From the records below, pull each line that has "obuwnika".
•••
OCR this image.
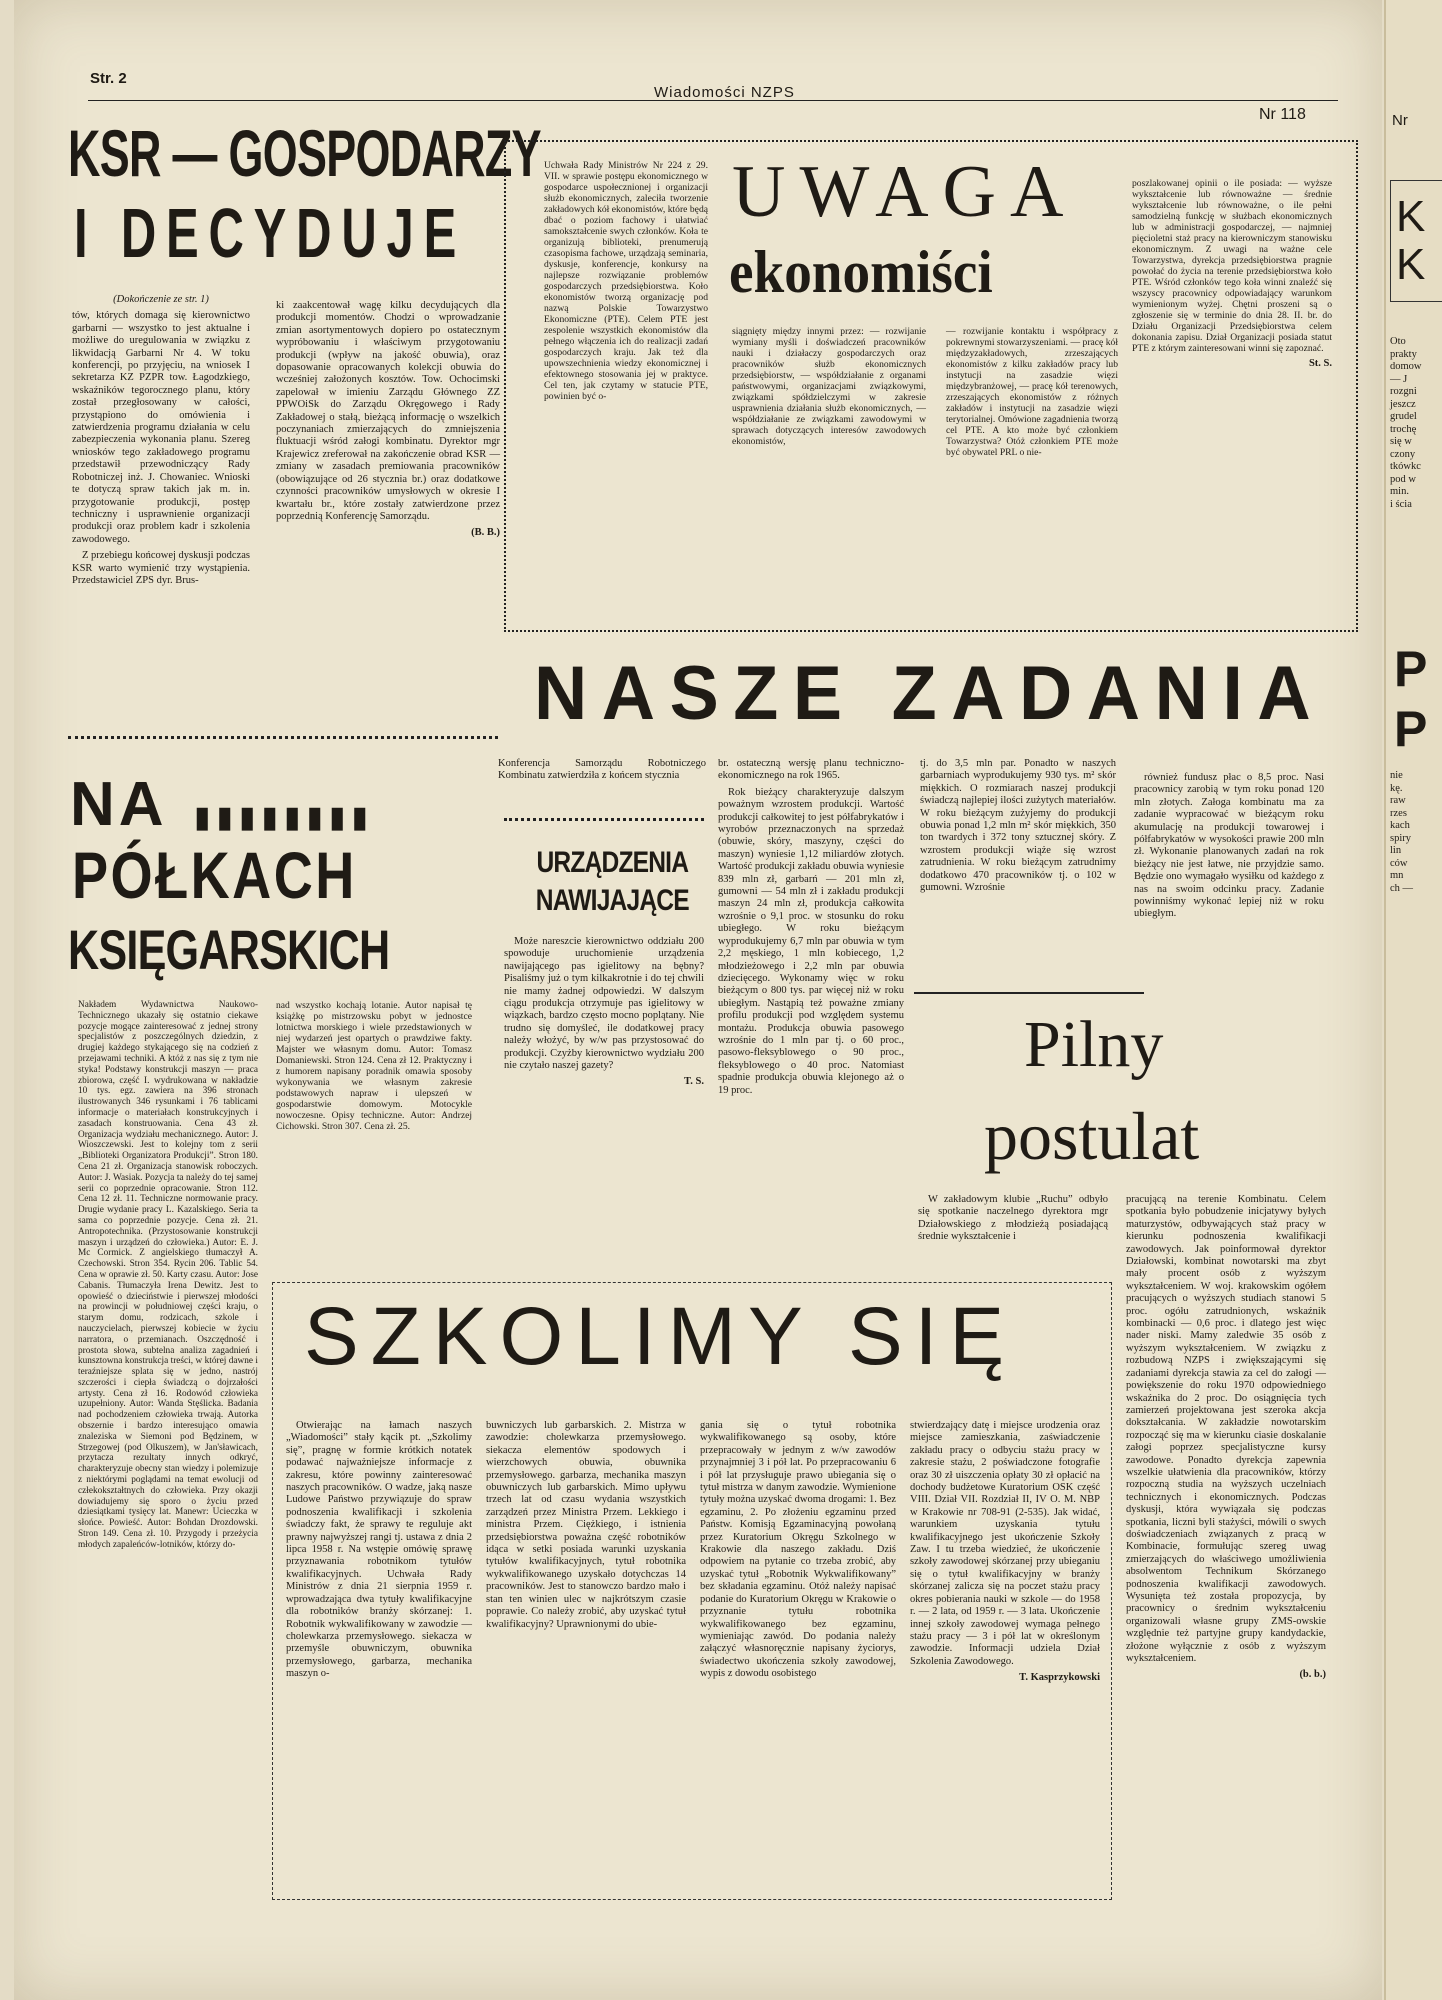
Str. 2
Wiadomości NZPS
Nr 118
KSR — GOSPODARZY
I DECYDUJE

(Dokończenie ze str. 1)

tów, których domaga się kierownictwo garbarni — wszystko to jest aktualne i możliwe do uregulowania w związku z likwidacją Garbarni Nr 4. W toku konferencji, po przyjęciu, na wniosek I sekretarza KZ PZPR tow. Łagodzkiego, wskaźników tegorocznego planu, który został przegłosowany w całości, przystąpiono do omówienia i zatwierdzenia programu działania w celu zabezpieczenia wykonania planu. Szereg wniosków tego zakładowego programu przedstawił przewodniczący Rady Robotniczej inż. J. Chowaniec. Wnioski te dotyczą spraw takich jak m. in. przygotowanie produkcji, postęp techniczny i usprawnienie organizacji produkcji oraz problem kadr i szkolenia zawodowego.

Z przebiegu końcowej dyskusji podczas KSR warto wymienić trzy wystąpienia. Przedstawiciel ZPS dyr. Brus-

ki zaakcentował wagę kilku decydujących dla produkcji momentów. Chodzi o wprowadzanie zmian asortymentowych dopiero po ostatecznym wypróbowaniu i właściwym przygotowaniu produkcji (wpływ na jakość obuwia), oraz dopasowanie opracowanych kolekcji obuwia do wcześniej założonych kosztów. Tow. Ochocimski zapelował w imieniu Zarządu Głównego ZZ PPWOiSk do Zarządu Okręgowego i Rady Zakładowej o stałą, bieżącą informację o wszelkich poczynaniach zmierzających do zmniejszenia fluktuacji wśród załogi kombinatu. Dyrektor mgr Krajewicz zreferował na zakończenie obrad KSR — zmiany w zasadach premiowania pracowników (obowiązujące od 26 stycznia br.) oraz dodatkowe czynności pracowników umysłowych w okresie I kwartału br., które zostały zatwierdzone przez poprzednią Konferencję Samorządu.

(B. B.)

Uchwała Rady Ministrów Nr 224 z 29. VII. w sprawie postępu ekonomicznego w gospodarce uspołecznionej i organizacji służb ekonomicznych, zaleciła tworzenie zakładowych kół ekonomistów, które będą dbać o poziom fachowy i ułatwiać samokształcenie swych członków. Koła te organizują biblioteki, prenumerują czasopisma fachowe, urządzają seminaria, dyskusje, konferencje, konkursy na najlepsze rozwiązanie problemów gospodarczych przedsiębiorstwa. Koło ekonomistów tworzą organizację pod nazwą Polskie Towarzystwo Ekonomiczne (PTE). Celem PTE jest zespolenie wszystkich ekonomistów dla pełnego włączenia ich do realizacji zadań gospodarczych kraju. Jak też dla upowszechnienia wiedzy ekonomicznej i efektownego stosowania jej w praktyce. Cel ten, jak czytamy w statucie PTE, powinien być o-

UWAGA
ekonomiści

siągnięty między innymi przez: — rozwijanie wymiany myśli i doświadczeń pracowników nauki i działaczy gospodarczych oraz pracowników służb ekonomicznych przedsiębiorstw, — współdziałanie z organami państwowymi, organizacjami związkowymi, związkami spółdzielczymi w zakresie usprawnienia działania służb ekonomicznych, — współdziałanie ze związkami zawodowymi w sprawach dotyczących interesów zawodowych ekonomistów,

— rozwijanie kontaktu i współpracy z pokrewnymi stowarzyszeniami. — pracę kół międzyzakładowych, zrzeszających ekonomistów z kilku zakładów pracy lub instytucji na zasadzie więzi międzybranżowej, — pracę kół terenowych, zrzeszających ekonomistów z różnych zakładów i instytucji na zasadzie więzi terytorialnej. Omówione zagadnienia tworzą cel PTE. A kto może być członkiem Towarzystwa? Otóż członkiem PTE może być obywatel PRL o nie-

poszlakowanej opinii o ile posiada: — wyższe wykształcenie lub równoważne — średnie wykształcenie lub równoważne, o ile pełni samodzielną funkcję w służbach ekonomicznych lub w administracji gospodarczej, — najmniej pięcioletni staż pracy na kierowniczym stanowisku ekonomicznym. Z uwagi na ważne cele Towarzystwa, dyrekcja przedsiębiorstwa pragnie powołać do życia na terenie przedsiębiorstwa koło PTE. Wśród członków tego koła winni znaleźć się wszyscy pracownicy odpowiadający warunkom wymienionym wyżej. Chętni proszeni są o zgłoszenie się w terminie do dnia 28. II. br. do Działu Organizacji Przedsiębiorstwa celem dokonania zapisu. Dział Organizacji posiada statut PTE z którym zainteresowani winni się zapoznać.

St. S.
NASZE ZADANIA

Konferencja Samorządu Robotniczego Kombinatu zatwierdziła z końcem stycznia

br. ostateczną wersję planu techniczno-ekonomicznego na rok 1965.

Rok bieżący charakteryzuje dalszym poważnym wzrostem produkcji. Wartość produkcji całkowitej to jest półfabrykatów i wyrobów przeznaczonych na sprzedaż (obuwie, skóry, maszyny, części do maszyn) wyniesie 1,12 miliardów złotych. Wartość produkcji zakładu obuwia wyniesie 839 mln zł, garbarń — 201 mln zł, gumowni — 54 mln zł i zakładu produkcji maszyn 24 mln zł, produkcja całkowita wzrośnie o 9,1 proc. w stosunku do roku ubiegłego. W roku bieżącym wyprodukujemy 6,7 mln par obuwia w tym 2,2 męskiego, 1 mln kobiecego, 1,2 młodzieżowego i 2,2 mln par obuwia dziecięcego. Wykonamy więc w roku bieżącym o 800 tys. par więcej niż w roku ubiegłym. Nastąpią też poważne zmiany profilu produkcji pod względem systemu montażu. Produkcja obuwia pasowego wzrośnie do 1 mln par tj. o 60 proc., pasowo-fleksyblowego o 90 proc., fleksyblowego o 40 proc. Natomiast spadnie produkcja obuwia klejonego aż o 19 proc.

tj. do 3,5 mln par. Ponadto w naszych garbarniach wyprodukujemy 930 tys. m² skór miękkich. O rozmiarach naszej produkcji świadczą najlepiej ilości zużytych materiałów. W roku bieżącym zużyjemy do produkcji obuwia ponad 1,2 mln m² skór miękkich, 350 ton twardych i 372 tony sztucznej skóry. Z wzrostem produkcji wiąże się wzrost zatrudnienia. W roku bieżącym zatrudnimy dodatkowo 470 pracowników tj. o 102 w gumowni. Wzrośnie

również fundusz płac o 8,5 proc. Nasi pracownicy zarobią w tym roku ponad 120 mln złotych. Załoga kombinatu ma za zadanie wypracować w bieżącym roku akumulację na produkcji towarowej i półfabrykatów w wysokości prawie 200 mln zł. Wykonanie planowanych zadań na rok bieżący nie jest łatwe, nie przyjdzie samo. Będzie ono wymagało wysiłku od każdego z nas na swoim odcinku pracy. Zadanie powinniśmy wykonać lepiej niż w roku ubiegłym.

URZĄDZENIA NAWIJAJĄCE

Może nareszcie kierownictwo oddziału 200 spowoduje uruchomienie urządzenia nawijającego pas igielitowy na bębny? Pisaliśmy już o tym kilkakrotnie i do tej chwili nie mamy żadnej odpowiedzi. W dalszym ciągu produkcja otrzymuje pas igielitowy w wiązkach, bardzo często mocno poplątany. Nie trudno się domyśleć, ile dodatkowej pracy należy włożyć, by w/w pas przystosować do produkcji. Czyżby kierownictwo wydziału 200 nie czytało naszej gazety?

T. S.
NA ▮▮▮▮▮▮▮▮
PÓŁKACH
KSIĘGARSKICH

Nakładem Wydawnictwa Naukowo-Technicznego ukazały się ostatnio ciekawe pozycje mogące zainteresować z jednej strony specjalistów z poszczególnych dziedzin, z drugiej każdego stykającego się na codzień z przejawami techniki. A któż z nas się z tym nie styka! Podstawy konstrukcji maszyn — praca zbiorowa, część I. wydrukowana w nakładzie 10 tys. egz. zawiera na 396 stronach ilustrowanych 346 rysunkami i 76 tablicami informacje o materiałach konstrukcyjnych i zasadach konstruowania. Cena 43 zł. Organizacja wydziału mechanicznego. Autor: J. Wioszczewski. Jest to kolejny tom z serii „Biblioteki Organizatora Produkcji”. Stron 180. Cena 21 zł. Organizacja stanowisk roboczych. Autor: J. Wasiak. Pozycja ta należy do tej samej serii co poprzednie opracowanie. Stron 112. Cena 12 zł. 11. Techniczne normowanie pracy. Drugie wydanie pracy L. Kazalskiego. Seria ta sama co poprzednie pozycje. Cena zł. 21. Antropotechnika. (Przystosowanie konstrukcji maszyn i urządzeń do człowieka.) Autor: E. J. Mc Cormick. Z angielskiego tłumaczył A. Czechowski. Stron 354. Rycin 206. Tablic 54. Cena w oprawie zł. 50. Karty czasu. Autor: Jose Cabanis. Tłumaczyła Irena Dewitz. Jest to opowieść o dzieciństwie i pierwszej młodości na prowincji w południowej części kraju, o starym domu, rodzicach, szkole i nauczycielach, pierwszej kobiecie w życiu narratora, o przemianach. Oszczędność i prostota słowa, subtelna analiza zagadnień i kunsztowna konstrukcja treści, w której dawne i teraźniejsze splata się w jedno, nastrój szczerości i ciepła świadczą o dojrzałości artysty. Cena zł 16. Rodowód człowieka uzupełniony. Autor: Wanda Stęślicka. Badania nad pochodzeniem człowieka trwają. Autorka obszernie i bardzo interesująco omawia znaleziska w Siemoni pod Będzinem, w Strzegowej (pod Olkuszem), w Jan'sławicach, przytacza rezultaty innych odkryć, charakteryzuje obecny stan wiedzy i polemizuje z niektórymi poglądami na temat ewolucji od człekokształtnych do człowieka. Przy okazji dowiadujemy się sporo o życiu przed dziesiątkami tysięcy lat. Manewr: Ucieczka w słońce. Powieść. Autor: Bohdan Drozdowski. Stron 149. Cena zł. 10. Przygody i przeżycia młodych zapaleńców-lotników, którzy do-

nad wszystko kochają lotanie. Autor napisał tę książkę po mistrzowsku pobyt w jednostce lotnictwa morskiego i wiele przedstawionych w niej wydarzeń jest opartych o prawdziwe fakty. Majster we własnym domu. Autor: Tomasz Domaniewski. Stron 124. Cena zł 12. Praktyczny i z humorem napisany poradnik omawia sposoby wykonywania we własnym zakresie podstawowych napraw i ulepszeń w gospodarstwie domowym. Motocykle nowoczesne. Opisy techniczne. Autor: Andrzej Cichowski. Stron 307. Cena zł. 25.

Pilny
postulat

W zakładowym klubie „Ruchu” odbyło się spotkanie naczelnego dyrektora mgr Działowskiego z młodzieżą posiadającą średnie wykształcenie i

pracującą na terenie Kombinatu. Celem spotkania było pobudzenie inicjatywy byłych maturzystów, odbywających staż pracy w kierunku podnoszenia kwalifikacji zawodowych. Jak poinformował dyrektor Działowski, kombinat nowotarski ma zbyt mały procent osób z wyższym wykształceniem. W woj. krakowskim ogółem pracujących o wyższych studiach stanowi 5 proc. ogółu zatrudnionych, wskaźnik kombinacki — 0,6 proc. i dlatego jest więc nader niski. Mamy zaledwie 35 osób z wyższym wykształceniem. W związku z rozbudową NZPS i zwiększającymi się zadaniami dyrekcja stawia za cel do załogi — powiększenie do roku 1970 odpowiedniego wskaźnika do 2 proc. Do osiągnięcia tych zamierzeń projektowana jest szeroka akcja dokształcania. W zakładzie nowotarskim rozpocząć się ma w kierunku ciasie doskalanie załogi poprzez specjalistyczne kursy zawodowe. Ponadto dyrekcja zapewnia wszelkie ułatwienia dla pracowników, którzy rozpoczną studia na wyższych uczelniach technicznych i ekonomicznych. Podczas dyskusji, która wywiązała się podczas spotkania, liczni byli stażyści, mówili o swych doświadczeniach związanych z pracą w Kombinacie, formułując szereg uwag zmierzających do właściwego umożliwienia absolwentom Technikum Skórzanego podnoszenia kwalifikacji zawodowych. Wysunięta też została propozycja, by pracownicy o średnim wykształceniu organizowali własne grupy ZMS-owskie względnie też partyjne grupy kandydackie, złożone wyłącznie z osób z wyższym wykształceniem.

(b. b.)
SZKOLIMY SIĘ

Otwierając na łamach naszych „Wiadomości” stały kącik pt. „Szkolimy się”, pragnę w formie krótkich notatek podawać najważniejsze informacje z zakresu, które powinny zainteresować naszych pracowników. O wadze, jaką nasze Ludowe Państwo przywiązuje do spraw podnoszenia kwalifikacji i szkolenia świadczy fakt, że sprawy te reguluje akt prawny najwyższej rangi tj. ustawa z dnia 2 lipca 1958 r. Na wstępie omówię sprawę przyznawania robotnikom tytułów kwalifikacyjnych. Uchwała Rady Ministrów z dnia 21 sierpnia 1959 r. wprowadzająca dwa tytuły kwalifikacyjne dla robotników branży skórzanej: 1. Robotnik wykwalifikowany w zawodzie — cholewkarza przemysłowego. siekacza w przemyśle obuwniczym, obuwnika przemysłowego, garbarza, mechanika maszyn o-

buwniczych lub garbarskich. 2. Mistrza w zawodzie: cholewkarza przemysłowego. siekacza elementów spodowych i wierzchowych obuwia, obuwnika przemysłowego. garbarza, mechanika maszyn obuwniczych lub garbarskich. Mimo upływu trzech lat od czasu wydania wszystkich zarządzeń przez Ministra Przem. Lekkiego i ministra Przem. Ciężkiego, i istnienia przedsiębiorstwa poważna część robotników idąca w setki posiada warunki uzyskania tytułów kwalifikacyjnych, tytuł robotnika wykwalifikowanego uzyskało dotychczas 14 pracowników. Jest to stanowczo bardzo mało i stan ten winien ulec w najkrótszym czasie poprawie. Co należy zrobić, aby uzyskać tytuł kwalifikacyjny? Uprawnionymi do ubie-

gania się o tytuł robotnika wykwalifikowanego są osoby, które przepracowały w jednym z w/w zawodów przynajmniej 3 i pół lat. Po przepracowaniu 6 i pół lat przysługuje prawo ubiegania się o tytuł mistrza w danym zawodzie. Wymienione tytuły można uzyskać dwoma drogami: 1. Bez egzaminu, 2. Po złożeniu egzaminu przed Państw. Komisją Egzaminacyjną powołaną przez Kuratorium Okręgu Szkolnego w Krakowie dla naszego zakładu. Dziś odpowiem na pytanie co trzeba zrobić, aby uzyskać tytuł „Robotnik Wykwalifikowany” bez składania egzaminu. Otóż należy napisać podanie do Kuratorium Okręgu w Krakowie o przyznanie tytułu robotnika wykwalifikowanego bez egzaminu, wymieniając zawód. Do podania należy załączyć własnoręcznie napisany życiorys, świadectwo ukończenia szkoły zawodowej, wypis z dowodu osobistego

stwierdzający datę i miejsce urodzenia oraz miejsce zamieszkania, zaświadczenie zakładu pracy o odbyciu stażu pracy w zakresie stażu, 2 poświadczone fotografie oraz 30 zł uiszczenia opłaty 30 zł opłacić na dochody budżetowe Kuratorium OSK część VIII. Dział VII. Rozdział II, IV O. M. NBP w Krakowie nr 708-91 (2-535). Jak widać, warunkiem uzyskania tytułu kwalifikacyjnego jest ukończenie Szkoły Zaw. I tu trzeba wiedzieć, że ukończenie szkoły zawodowej skórzanej przy ubieganiu się o tytuł kwalifikacyjny w branży skórzanej zalicza się na poczet stażu pracy okres pobierania nauki w szkole — do 1958 r. — 2 lata, od 1959 r. — 3 lata. Ukończenie innej szkoły zawodowej wymaga pełnego stażu pracy — 3 i pół lat w określonym zawodzie. Informacji udziela Dział Szkolenia Zawodowego.

T. Kasprzykowski
Nr
K
K
Oto
prakty
domow
— J
rozgni
jeszcz
grudel
trochę
się w
czony
tkówkc
pod w
min.
i ścia
P
P
nie
kę.
raw
rzes
kach
spiry
lin
ców
mn
ch —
•••
**SOLUTION FOR THIS TASK**
Otwierając na łamach naszych „Wiadomości” stały kącik pt. „Szkolimy się”, pragnę w formie krótkich notatek podawać najważniejsze informacje z zakresu, które powinny zainteresować naszych pracowników. O wadze, jaką nasze Ludowe Państwo przywiązuje do spraw podnoszenia kwalifikacji i szkolenia świadczy fakt, że sprawy te reguluje akt prawny najwyższej rangi tj. ustawa z dnia 2 lipca 1958 r. Na wstępie omówię sprawę przyznawania robotnikom tytułów kwalifikacyjnych. Uchwała Rady Ministrów z dnia 21 sierpnia 1959 r. wprowadzająca dwa tytuły kwalifikacyjne dla robotników branży skórzanej: 1. Robotnik wykwalifikowany w zawodzie — cholewkarza przemysłowego. siekacza w przemyśle obuwniczym, obuwnika przemysłowego, garbarza, mechanika maszyn o-
buwniczych lub garbarskich. 2. Mistrza w zawodzie: cholewkarza przemysłowego. siekacza elementów spodowych i wierzchowych obuwia, obuwnika przemysłowego. garbarza, mechanika maszyn obuwniczych lub garbarskich. Mimo upływu trzech lat od czasu wydania wszystkich zarządzeń przez Ministra Przem. Lekkiego i ministra Przem. Ciężkiego, i istnienia przedsiębiorstwa poważna część robotników idąca w setki posiada warunki uzyskania tytułów kwalifikacyjnych, tytuł robotnika wykwalifikowanego uzyskało dotychczas 14 pracowników. Jest to stanowczo bardzo mało i stan ten winien ulec w najkrótszym czasie poprawie. Co należy zrobić, aby uzyskać tytuł kwalifikacyjny? Uprawnionymi do ubie-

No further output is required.